------ Supplied data ------

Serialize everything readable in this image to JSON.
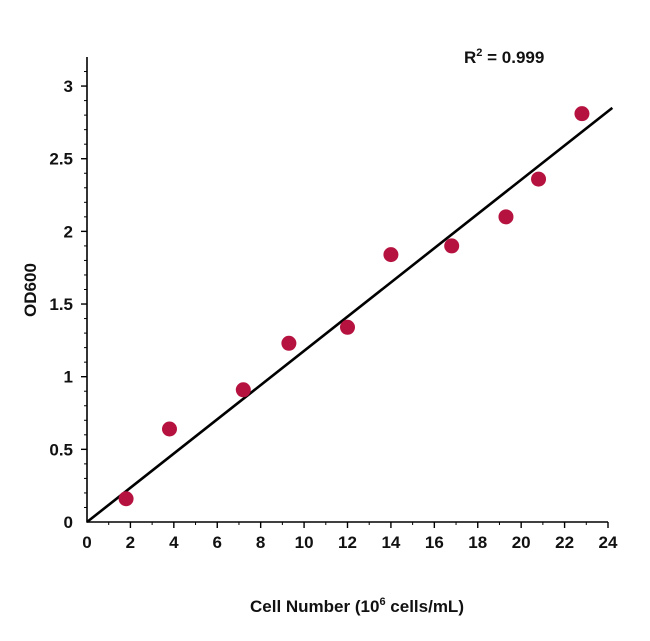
{
  "chart_data": {
    "type": "scatter",
    "title": "",
    "xlabel": {
      "prefix": "Cell Number (10",
      "sup": "6",
      "suffix": " cells/mL)"
    },
    "ylabel": "OD600",
    "xlim": [
      0,
      24
    ],
    "ylim": [
      0,
      3.2
    ],
    "xticks": [
      0,
      2,
      4,
      6,
      8,
      10,
      12,
      14,
      16,
      18,
      20,
      22,
      24
    ],
    "yticks": [
      0,
      0.5,
      1,
      1.5,
      2,
      2.5,
      3
    ],
    "ytick_labels": [
      "0",
      "0.5",
      "1",
      "1.5",
      "2",
      "2.5",
      "3"
    ],
    "grid": false,
    "points": [
      {
        "x": 1.8,
        "y": 0.16
      },
      {
        "x": 3.8,
        "y": 0.64
      },
      {
        "x": 7.2,
        "y": 0.91
      },
      {
        "x": 9.3,
        "y": 1.23
      },
      {
        "x": 12.0,
        "y": 1.34
      },
      {
        "x": 14.0,
        "y": 1.84
      },
      {
        "x": 16.8,
        "y": 1.9
      },
      {
        "x": 19.3,
        "y": 2.1
      },
      {
        "x": 20.8,
        "y": 2.36
      },
      {
        "x": 22.8,
        "y": 2.81
      }
    ],
    "fit_line": {
      "x0": 0,
      "y0": 0,
      "x1": 24.2,
      "y1": 2.85
    },
    "annotation": {
      "prefix": "R",
      "sup": "2",
      "suffix": " = 0.999"
    },
    "colors": {
      "point": "#b5123f",
      "line": "#000000",
      "axis": "#000000"
    }
  }
}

------

Task item:
All of the records should be output exactly as they stand, with pictures omitted.

Response to the exercise:
Serialize everything readable in this image to JSON.
{
  "chart_data": {
    "type": "scatter",
    "title": "",
    "xlabel": {
      "prefix": "Cell Number (10",
      "sup": "6",
      "suffix": " cells/mL)"
    },
    "ylabel": "OD600",
    "xlim": [
      0,
      24
    ],
    "ylim": [
      0,
      3.2
    ],
    "xticks": [
      0,
      2,
      4,
      6,
      8,
      10,
      12,
      14,
      16,
      18,
      20,
      22,
      24
    ],
    "yticks": [
      0,
      0.5,
      1,
      1.5,
      2,
      2.5,
      3
    ],
    "ytick_labels": [
      "0",
      "0.5",
      "1",
      "1.5",
      "2",
      "2.5",
      "3"
    ],
    "grid": false,
    "points": [
      {
        "x": 1.8,
        "y": 0.16
      },
      {
        "x": 3.8,
        "y": 0.64
      },
      {
        "x": 7.2,
        "y": 0.91
      },
      {
        "x": 9.3,
        "y": 1.23
      },
      {
        "x": 12.0,
        "y": 1.34
      },
      {
        "x": 14.0,
        "y": 1.84
      },
      {
        "x": 16.8,
        "y": 1.9
      },
      {
        "x": 19.3,
        "y": 2.1
      },
      {
        "x": 20.8,
        "y": 2.36
      },
      {
        "x": 22.8,
        "y": 2.81
      }
    ],
    "fit_line": {
      "x0": 0,
      "y0": 0,
      "x1": 24.2,
      "y1": 2.85
    },
    "annotation": {
      "prefix": "R",
      "sup": "2",
      "suffix": " = 0.999"
    },
    "colors": {
      "point": "#b5123f",
      "line": "#000000",
      "axis": "#000000"
    }
  }
}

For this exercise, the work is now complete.